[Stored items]
★ ★ ★

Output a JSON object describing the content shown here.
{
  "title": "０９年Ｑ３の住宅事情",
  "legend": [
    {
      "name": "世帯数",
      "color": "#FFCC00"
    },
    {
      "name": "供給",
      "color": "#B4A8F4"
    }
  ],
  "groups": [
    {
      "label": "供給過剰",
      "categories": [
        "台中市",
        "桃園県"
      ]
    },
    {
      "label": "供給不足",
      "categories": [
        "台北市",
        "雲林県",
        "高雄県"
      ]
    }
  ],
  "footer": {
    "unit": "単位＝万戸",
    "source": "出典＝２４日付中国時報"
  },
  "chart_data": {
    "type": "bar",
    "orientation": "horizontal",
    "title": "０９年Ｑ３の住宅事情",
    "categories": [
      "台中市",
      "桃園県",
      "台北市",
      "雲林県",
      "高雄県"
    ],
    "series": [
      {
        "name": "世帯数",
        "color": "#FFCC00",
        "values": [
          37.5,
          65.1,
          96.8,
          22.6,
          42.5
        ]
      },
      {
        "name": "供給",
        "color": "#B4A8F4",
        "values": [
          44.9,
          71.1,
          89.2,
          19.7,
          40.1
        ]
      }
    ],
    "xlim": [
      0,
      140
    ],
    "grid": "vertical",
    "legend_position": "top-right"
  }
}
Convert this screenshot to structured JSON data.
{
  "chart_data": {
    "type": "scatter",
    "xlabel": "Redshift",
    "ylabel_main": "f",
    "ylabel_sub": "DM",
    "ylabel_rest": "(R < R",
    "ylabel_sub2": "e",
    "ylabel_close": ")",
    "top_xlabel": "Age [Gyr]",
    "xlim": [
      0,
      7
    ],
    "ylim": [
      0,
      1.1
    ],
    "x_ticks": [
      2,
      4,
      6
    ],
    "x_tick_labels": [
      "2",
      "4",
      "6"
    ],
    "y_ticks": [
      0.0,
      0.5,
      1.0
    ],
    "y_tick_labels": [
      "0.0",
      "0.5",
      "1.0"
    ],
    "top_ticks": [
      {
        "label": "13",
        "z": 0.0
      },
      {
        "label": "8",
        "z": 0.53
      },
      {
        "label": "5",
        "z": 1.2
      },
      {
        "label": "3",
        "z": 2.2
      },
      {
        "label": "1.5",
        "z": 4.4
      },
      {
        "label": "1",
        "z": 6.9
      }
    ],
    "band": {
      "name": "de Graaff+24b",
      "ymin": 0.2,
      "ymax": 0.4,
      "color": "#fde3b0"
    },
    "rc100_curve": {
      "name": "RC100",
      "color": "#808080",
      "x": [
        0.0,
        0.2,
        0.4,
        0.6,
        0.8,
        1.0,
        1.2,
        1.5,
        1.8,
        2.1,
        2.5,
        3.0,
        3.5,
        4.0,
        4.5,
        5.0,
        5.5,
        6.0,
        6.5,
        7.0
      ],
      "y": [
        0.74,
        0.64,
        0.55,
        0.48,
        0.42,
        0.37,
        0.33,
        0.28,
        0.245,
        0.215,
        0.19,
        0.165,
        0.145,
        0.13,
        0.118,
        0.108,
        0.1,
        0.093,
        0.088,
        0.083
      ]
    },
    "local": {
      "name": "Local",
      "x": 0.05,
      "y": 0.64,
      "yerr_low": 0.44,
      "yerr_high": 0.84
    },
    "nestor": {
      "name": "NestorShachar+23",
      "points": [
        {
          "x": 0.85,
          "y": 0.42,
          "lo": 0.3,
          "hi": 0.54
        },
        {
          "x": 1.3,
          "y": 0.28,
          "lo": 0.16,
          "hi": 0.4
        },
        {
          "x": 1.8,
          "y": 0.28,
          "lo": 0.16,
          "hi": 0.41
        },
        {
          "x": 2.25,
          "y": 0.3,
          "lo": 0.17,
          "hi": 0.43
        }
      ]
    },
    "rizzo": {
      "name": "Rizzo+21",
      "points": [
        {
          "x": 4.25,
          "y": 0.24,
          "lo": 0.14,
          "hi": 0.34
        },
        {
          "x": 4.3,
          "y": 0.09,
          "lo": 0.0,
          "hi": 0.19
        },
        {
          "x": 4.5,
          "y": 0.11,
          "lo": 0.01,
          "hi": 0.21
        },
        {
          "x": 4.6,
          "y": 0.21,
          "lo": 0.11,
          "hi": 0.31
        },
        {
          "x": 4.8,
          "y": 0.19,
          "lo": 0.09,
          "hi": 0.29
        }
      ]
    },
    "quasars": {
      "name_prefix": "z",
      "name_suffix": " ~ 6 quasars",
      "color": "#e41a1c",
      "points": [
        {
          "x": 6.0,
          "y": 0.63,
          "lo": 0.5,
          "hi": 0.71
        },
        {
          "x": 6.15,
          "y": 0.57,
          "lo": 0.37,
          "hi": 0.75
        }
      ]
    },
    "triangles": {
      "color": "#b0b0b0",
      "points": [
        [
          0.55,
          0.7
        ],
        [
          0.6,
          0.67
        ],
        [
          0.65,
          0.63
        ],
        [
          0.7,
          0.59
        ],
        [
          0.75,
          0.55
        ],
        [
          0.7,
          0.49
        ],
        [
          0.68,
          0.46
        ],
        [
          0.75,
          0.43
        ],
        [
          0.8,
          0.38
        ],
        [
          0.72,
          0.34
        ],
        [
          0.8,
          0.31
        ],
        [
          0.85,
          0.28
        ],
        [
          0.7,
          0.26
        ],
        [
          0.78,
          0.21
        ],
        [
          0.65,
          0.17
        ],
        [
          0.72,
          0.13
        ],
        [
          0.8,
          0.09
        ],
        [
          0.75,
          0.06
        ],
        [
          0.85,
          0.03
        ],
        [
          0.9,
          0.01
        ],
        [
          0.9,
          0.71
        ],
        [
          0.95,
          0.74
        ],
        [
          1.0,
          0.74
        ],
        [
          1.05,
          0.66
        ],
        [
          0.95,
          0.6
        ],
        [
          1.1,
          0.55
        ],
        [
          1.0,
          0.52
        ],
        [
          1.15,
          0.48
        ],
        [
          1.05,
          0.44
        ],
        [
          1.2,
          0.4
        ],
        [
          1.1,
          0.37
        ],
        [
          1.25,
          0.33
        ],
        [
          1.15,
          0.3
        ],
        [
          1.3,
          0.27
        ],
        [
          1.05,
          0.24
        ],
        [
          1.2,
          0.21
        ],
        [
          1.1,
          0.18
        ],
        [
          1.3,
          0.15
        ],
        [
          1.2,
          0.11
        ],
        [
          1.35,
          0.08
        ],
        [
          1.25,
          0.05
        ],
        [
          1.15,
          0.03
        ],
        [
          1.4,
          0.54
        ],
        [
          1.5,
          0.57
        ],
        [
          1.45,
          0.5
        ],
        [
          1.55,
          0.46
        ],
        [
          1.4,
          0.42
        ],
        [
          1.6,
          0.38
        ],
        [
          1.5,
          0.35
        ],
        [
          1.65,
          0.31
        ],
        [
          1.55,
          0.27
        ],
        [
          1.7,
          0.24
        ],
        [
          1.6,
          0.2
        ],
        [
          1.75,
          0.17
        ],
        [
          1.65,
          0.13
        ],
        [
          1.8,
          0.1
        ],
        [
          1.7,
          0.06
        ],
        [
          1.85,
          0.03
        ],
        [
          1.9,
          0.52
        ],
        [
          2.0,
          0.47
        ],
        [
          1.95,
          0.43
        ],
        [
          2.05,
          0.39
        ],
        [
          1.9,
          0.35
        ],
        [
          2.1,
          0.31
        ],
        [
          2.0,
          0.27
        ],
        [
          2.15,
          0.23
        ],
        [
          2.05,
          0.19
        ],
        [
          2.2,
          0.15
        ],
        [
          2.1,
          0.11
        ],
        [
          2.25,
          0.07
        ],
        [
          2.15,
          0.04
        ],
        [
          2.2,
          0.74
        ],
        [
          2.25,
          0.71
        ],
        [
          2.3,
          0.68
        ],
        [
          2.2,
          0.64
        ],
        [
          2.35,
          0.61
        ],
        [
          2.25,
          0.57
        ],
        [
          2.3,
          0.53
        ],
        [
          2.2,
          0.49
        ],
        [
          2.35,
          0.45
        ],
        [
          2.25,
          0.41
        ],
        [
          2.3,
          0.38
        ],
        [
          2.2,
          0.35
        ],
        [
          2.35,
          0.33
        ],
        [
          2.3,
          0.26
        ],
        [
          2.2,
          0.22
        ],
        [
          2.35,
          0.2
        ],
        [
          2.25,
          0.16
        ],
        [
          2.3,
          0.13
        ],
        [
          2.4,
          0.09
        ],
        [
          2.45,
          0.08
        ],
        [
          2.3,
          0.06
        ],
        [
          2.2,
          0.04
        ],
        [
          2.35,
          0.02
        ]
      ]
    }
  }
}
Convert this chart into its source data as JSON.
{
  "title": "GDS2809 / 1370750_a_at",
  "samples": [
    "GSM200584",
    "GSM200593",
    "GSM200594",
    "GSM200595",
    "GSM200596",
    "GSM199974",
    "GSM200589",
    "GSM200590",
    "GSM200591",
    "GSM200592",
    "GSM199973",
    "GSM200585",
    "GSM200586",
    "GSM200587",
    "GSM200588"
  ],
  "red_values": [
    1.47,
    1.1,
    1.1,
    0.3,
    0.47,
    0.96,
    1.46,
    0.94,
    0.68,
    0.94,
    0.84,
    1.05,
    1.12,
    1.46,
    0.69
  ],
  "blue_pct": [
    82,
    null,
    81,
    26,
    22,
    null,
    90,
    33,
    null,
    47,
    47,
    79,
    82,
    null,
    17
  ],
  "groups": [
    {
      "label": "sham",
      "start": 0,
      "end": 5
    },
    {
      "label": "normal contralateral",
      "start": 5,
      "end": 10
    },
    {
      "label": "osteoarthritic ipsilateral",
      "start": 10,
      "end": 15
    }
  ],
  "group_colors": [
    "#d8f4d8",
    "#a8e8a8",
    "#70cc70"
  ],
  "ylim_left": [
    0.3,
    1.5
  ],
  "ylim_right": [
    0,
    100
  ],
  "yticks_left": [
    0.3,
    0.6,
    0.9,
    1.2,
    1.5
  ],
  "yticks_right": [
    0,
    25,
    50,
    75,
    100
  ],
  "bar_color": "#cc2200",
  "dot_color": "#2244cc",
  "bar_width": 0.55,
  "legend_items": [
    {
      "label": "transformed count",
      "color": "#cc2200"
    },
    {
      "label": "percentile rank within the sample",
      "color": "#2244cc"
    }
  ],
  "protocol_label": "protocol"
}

★ ★ ★

### What the task requires
Copy each line of the preceding data that contains the string "source".

### Problem solution
    "source": "出典＝２４日付中国時報"
Convert this chart into its source data as JSON.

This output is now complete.